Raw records
++++++++++

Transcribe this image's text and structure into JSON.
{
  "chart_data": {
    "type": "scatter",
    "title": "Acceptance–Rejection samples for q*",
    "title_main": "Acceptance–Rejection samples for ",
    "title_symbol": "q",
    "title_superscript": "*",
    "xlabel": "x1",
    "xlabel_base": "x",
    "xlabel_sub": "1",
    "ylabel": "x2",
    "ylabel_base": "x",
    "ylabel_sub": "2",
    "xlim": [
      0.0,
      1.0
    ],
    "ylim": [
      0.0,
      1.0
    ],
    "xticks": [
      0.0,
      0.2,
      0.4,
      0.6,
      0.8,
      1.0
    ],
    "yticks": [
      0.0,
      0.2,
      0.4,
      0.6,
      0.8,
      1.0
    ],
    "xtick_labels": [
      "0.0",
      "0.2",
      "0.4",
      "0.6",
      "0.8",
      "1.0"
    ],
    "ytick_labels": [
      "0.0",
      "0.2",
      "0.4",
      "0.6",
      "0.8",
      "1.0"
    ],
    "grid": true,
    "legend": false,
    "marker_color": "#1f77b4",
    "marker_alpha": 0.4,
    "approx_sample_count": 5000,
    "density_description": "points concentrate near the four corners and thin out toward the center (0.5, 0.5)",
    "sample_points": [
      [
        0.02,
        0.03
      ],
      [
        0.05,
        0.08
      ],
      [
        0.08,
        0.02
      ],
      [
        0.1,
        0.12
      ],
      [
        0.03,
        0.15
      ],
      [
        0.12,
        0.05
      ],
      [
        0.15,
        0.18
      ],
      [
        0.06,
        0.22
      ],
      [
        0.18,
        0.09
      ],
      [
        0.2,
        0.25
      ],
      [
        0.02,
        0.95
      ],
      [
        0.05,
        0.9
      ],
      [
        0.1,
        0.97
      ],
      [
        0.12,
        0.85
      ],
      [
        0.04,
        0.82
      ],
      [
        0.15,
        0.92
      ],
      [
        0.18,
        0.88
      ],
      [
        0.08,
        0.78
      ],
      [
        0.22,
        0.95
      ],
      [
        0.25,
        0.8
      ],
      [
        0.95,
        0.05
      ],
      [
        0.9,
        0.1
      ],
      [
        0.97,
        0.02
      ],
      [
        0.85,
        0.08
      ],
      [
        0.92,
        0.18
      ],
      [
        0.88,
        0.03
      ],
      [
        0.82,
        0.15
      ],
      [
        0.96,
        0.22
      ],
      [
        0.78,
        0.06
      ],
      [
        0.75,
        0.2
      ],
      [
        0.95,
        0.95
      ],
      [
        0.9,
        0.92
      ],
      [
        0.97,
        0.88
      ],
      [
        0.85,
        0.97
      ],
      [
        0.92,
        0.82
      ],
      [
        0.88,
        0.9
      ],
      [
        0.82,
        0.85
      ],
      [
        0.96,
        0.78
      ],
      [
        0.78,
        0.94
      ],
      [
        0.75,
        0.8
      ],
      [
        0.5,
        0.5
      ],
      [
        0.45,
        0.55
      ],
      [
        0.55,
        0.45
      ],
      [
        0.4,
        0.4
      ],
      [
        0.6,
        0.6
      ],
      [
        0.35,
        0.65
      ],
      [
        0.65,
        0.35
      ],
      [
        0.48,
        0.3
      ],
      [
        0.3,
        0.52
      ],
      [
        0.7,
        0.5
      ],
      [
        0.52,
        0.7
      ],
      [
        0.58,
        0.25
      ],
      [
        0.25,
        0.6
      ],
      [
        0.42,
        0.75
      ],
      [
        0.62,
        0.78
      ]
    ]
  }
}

++++++++++

• **What is being asked**:
Check each line of the records above for the string "Rejection", and report every line that has it.

• **Expected answer**:
    "title": "Acceptance–Rejection samples for q*",
    "title_main": "Acceptance–Rejection samples for ",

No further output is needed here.